= Given exercise =
Output, without any changes, the lines of the items below, starting at the line that contains "UI element localization: list" and continuing through the line that contains "x-tick-label: Maio-jul./2018 [967, 375, 982, 468]", with both of those lines included.

━━━━

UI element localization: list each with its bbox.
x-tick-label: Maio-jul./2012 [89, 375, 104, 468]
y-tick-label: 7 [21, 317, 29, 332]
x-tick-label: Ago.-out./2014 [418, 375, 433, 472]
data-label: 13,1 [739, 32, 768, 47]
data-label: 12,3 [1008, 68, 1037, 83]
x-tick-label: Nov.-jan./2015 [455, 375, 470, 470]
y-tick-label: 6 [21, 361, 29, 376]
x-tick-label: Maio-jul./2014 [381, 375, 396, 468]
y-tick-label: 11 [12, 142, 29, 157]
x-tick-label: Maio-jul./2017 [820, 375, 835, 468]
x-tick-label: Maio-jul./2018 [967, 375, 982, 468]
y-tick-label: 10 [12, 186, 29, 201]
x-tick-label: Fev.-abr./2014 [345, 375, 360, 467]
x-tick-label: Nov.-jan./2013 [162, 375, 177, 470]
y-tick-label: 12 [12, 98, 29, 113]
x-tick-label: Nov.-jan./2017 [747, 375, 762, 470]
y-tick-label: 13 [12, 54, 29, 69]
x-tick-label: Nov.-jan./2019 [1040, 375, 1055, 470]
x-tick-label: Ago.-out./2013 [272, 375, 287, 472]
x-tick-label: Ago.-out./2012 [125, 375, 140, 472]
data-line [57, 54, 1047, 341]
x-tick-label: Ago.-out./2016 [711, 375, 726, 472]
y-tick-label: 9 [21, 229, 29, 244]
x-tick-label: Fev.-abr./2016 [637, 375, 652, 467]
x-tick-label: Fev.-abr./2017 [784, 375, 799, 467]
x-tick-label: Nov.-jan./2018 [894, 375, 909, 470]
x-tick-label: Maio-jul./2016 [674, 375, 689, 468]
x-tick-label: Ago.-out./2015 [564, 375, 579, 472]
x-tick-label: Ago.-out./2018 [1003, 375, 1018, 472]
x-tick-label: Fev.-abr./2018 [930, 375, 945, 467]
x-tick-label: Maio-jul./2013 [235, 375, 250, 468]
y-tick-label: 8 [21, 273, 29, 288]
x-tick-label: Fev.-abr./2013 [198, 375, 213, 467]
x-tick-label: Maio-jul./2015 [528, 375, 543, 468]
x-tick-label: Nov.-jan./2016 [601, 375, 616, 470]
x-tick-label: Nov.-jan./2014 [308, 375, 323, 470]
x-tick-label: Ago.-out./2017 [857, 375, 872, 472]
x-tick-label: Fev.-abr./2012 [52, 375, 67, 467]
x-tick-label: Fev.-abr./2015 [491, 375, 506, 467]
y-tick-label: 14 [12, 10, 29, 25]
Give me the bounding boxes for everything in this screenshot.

━━━━

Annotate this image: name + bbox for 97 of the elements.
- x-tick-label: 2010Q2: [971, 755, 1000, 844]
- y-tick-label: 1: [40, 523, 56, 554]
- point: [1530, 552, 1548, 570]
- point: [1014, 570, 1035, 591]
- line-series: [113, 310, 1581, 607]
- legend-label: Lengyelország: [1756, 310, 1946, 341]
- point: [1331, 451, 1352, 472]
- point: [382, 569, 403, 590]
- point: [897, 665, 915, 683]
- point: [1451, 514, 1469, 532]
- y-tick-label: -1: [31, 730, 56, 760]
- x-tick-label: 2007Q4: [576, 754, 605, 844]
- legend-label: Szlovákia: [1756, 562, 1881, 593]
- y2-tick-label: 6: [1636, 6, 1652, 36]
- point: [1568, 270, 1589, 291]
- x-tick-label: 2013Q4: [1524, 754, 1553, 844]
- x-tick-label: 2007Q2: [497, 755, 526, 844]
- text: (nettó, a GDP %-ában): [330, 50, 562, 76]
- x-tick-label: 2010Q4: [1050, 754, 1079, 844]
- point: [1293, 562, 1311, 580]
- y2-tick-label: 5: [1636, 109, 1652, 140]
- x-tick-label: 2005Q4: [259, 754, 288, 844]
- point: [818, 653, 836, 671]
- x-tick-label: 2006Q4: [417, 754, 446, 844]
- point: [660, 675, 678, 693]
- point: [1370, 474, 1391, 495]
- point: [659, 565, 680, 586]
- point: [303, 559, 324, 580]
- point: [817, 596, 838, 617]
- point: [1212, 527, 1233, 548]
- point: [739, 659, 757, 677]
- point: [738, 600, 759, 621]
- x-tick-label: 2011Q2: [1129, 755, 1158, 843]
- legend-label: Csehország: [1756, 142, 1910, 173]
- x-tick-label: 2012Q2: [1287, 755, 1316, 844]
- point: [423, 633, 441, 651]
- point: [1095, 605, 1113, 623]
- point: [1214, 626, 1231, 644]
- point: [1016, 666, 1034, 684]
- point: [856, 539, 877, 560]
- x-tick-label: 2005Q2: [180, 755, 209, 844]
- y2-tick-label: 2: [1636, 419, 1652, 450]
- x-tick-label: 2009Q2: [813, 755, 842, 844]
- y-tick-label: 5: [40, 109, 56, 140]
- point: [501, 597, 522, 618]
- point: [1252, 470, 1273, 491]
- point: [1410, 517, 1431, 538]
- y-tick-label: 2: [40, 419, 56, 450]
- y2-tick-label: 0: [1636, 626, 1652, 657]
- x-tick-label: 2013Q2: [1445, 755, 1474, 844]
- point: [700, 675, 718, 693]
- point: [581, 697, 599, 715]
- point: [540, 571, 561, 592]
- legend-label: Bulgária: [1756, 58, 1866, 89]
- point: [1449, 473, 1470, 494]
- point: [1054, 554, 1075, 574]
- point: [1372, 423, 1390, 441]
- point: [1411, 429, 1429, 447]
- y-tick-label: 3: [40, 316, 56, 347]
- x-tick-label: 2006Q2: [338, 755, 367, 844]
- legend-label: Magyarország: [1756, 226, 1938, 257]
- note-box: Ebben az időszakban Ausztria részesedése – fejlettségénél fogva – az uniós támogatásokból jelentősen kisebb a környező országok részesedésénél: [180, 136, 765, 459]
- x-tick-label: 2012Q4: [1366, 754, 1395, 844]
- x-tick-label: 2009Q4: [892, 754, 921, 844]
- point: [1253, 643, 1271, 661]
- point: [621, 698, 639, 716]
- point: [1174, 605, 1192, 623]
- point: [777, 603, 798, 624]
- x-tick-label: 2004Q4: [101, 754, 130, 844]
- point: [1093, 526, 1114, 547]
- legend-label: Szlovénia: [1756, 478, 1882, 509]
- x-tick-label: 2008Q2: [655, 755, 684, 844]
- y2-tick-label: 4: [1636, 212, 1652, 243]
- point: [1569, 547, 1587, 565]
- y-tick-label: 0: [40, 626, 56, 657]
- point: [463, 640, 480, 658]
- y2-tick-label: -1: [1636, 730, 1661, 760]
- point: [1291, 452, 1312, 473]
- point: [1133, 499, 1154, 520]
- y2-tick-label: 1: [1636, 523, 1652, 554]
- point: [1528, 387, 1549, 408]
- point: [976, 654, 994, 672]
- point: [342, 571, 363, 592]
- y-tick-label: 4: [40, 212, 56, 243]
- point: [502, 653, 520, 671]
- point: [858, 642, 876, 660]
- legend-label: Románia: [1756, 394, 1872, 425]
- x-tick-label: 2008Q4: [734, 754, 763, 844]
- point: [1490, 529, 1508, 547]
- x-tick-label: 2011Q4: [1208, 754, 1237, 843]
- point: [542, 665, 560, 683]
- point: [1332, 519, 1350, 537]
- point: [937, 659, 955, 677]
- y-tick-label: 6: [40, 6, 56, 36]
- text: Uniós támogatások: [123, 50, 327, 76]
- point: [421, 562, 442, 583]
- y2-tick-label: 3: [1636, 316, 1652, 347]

━━━━

= Exercise output =
UI element localization: list each with its bbox.
x-tick-label: Maio-jul./2012 [89, 375, 104, 468]
y-tick-label: 7 [21, 317, 29, 332]
x-tick-label: Ago.-out./2014 [418, 375, 433, 472]
data-label: 13,1 [739, 32, 768, 47]
data-label: 12,3 [1008, 68, 1037, 83]
x-tick-label: Nov.-jan./2015 [455, 375, 470, 470]
y-tick-label: 6 [21, 361, 29, 376]
x-tick-label: Maio-jul./2014 [381, 375, 396, 468]
y-tick-label: 11 [12, 142, 29, 157]
x-tick-label: Maio-jul./2017 [820, 375, 835, 468]
x-tick-label: Maio-jul./2018 [967, 375, 982, 468]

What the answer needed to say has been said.